The data:
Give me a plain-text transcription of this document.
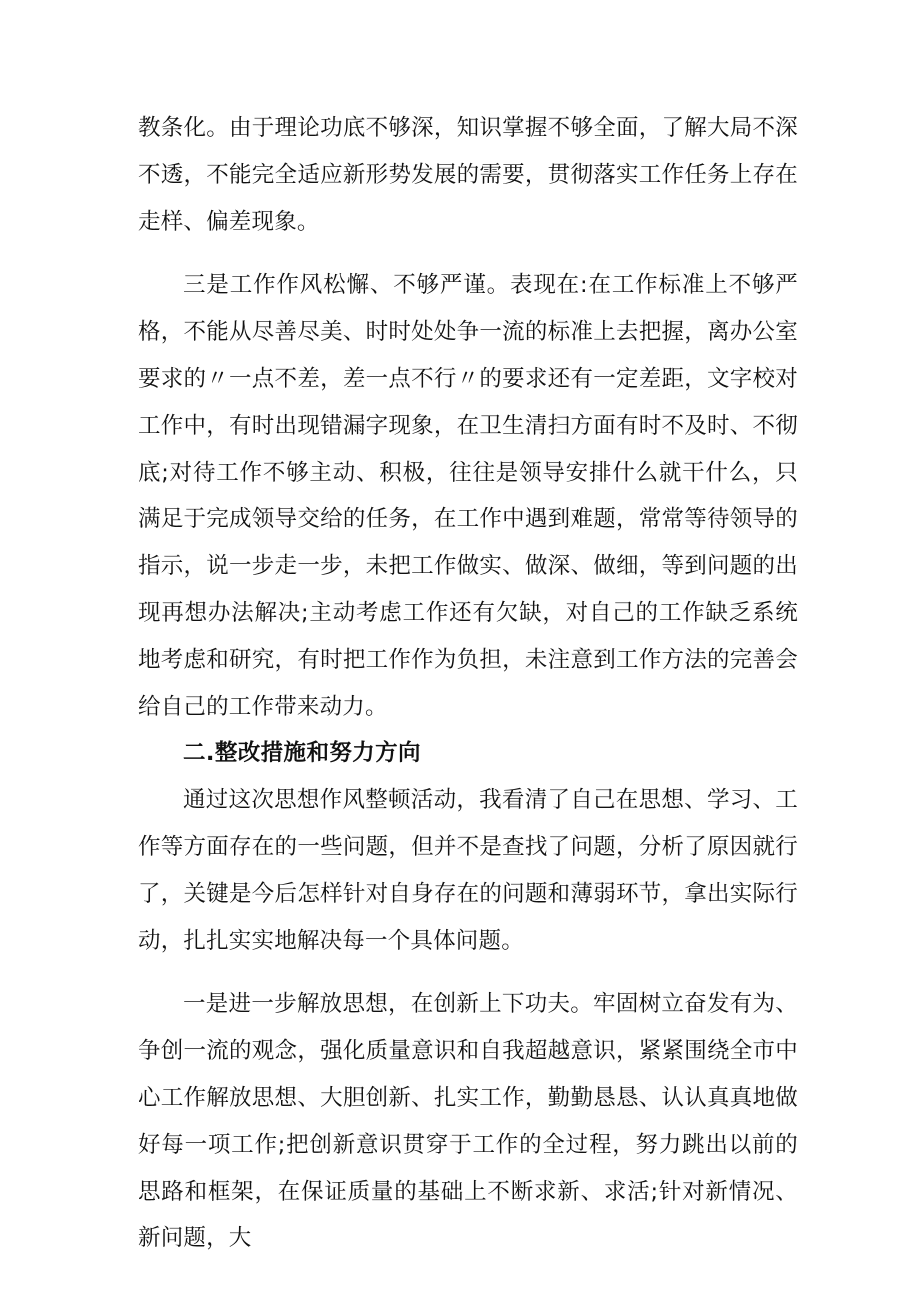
教条化。由于理论功底不够深，知识掌握不够全面，了解大局不深不透，不能完全适应新形势发展的需要，贯彻落实工作任务上存在走样、偏差现象。

三是工作作风松懈、不够严谨。表现在:在工作标准上不够严格，不能从尽善尽美、时时处处争一流的标准上去把握，离办公室要求的〃一点不差，差一点不行〃的要求还有一定差距，文字校对工作中，有时出现错漏字现象，在卫生清扫方面有时不及时、不彻底;对待工作不够主动、积极，往往是领导安排什么就干什么，只满足于完成领导交给的任务，在工作中遇到难题，常常等待领导的指示，说一步走一步，未把工作做实、做深、做细，等到问题的出现再想办法解决;主动考虑工作还有欠缺，对自己的工作缺乏系统地考虑和研究，有时把工作作为负担，未注意到工作方法的完善会给自己的工作带来动力。

二.整改措施和努力方向

通过这次思想作风整顿活动，我看清了自己在思想、学习、工作等方面存在的一些问题，但并不是查找了问题，分析了原因就行了，关键是今后怎样针对自身存在的问题和薄弱环节，拿出实际行动，扎扎实实地解决每一个具体问题。

一是进一步解放思想，在创新上下功夫。牢固树立奋发有为、争创一流的观念，强化质量意识和自我超越意识，紧紧围绕全市中心工作解放思想、大胆创新、扎实工作，勤勤恳恳、认认真真地做好每一项工作;把创新意识贯穿于工作的全过程，努力跳出以前的思路和框架，在保证质量的基础上不断求新、求活;针对新情况、新问题，大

Written task: Every entry must be transcribed exactly. Pictures do not belong in the copy.

Problem solution:
Give me a plain-text transcription of this document.
教条化。由于理论功底不够深，知识掌握不够全面，了解大局不深不透，不能完全适应新形势发展的需要，贯彻落实工作任务上存在走样、偏差现象。

三是工作作风松懈、不够严谨。表现在:在工作标准上不够严格，不能从尽善尽美、时时处处争一流的标准上去把握，离办公室要求的〃一点不差，差一点不行〃的要求还有一定差距，文字校对工作中，有时出现错漏字现象，在卫生清扫方面有时不及时、不彻底;对待工作不够主动、积极，往往是领导安排什么就干什么，只满足于完成领导交给的任务，在工作中遇到难题，常常等待领导的指示，说一步走一步，未把工作做实、做深、做细，等到问题的出现再想办法解决;主动考虑工作还有欠缺，对自己的工作缺乏系统地考虑和研究，有时把工作作为负担，未注意到工作方法的完善会给自己的工作带来动力。

二.整改措施和努力方向

通过这次思想作风整顿活动，我看清了自己在思想、学习、工作等方面存在的一些问题，但并不是查找了问题，分析了原因就行了，关键是今后怎样针对自身存在的问题和薄弱环节，拿出实际行动，扎扎实实地解决每一个具体问题。

一是进一步解放思想，在创新上下功夫。牢固树立奋发有为、争创一流的观念，强化质量意识和自我超越意识，紧紧围绕全市中心工作解放思想、大胆创新、扎实工作，勤勤恳恳、认认真真地做好每一项工作;把创新意识贯穿于工作的全过程，努力跳出以前的思路和框架，在保证质量的基础上不断求新、求活;针对新情况、新问题，大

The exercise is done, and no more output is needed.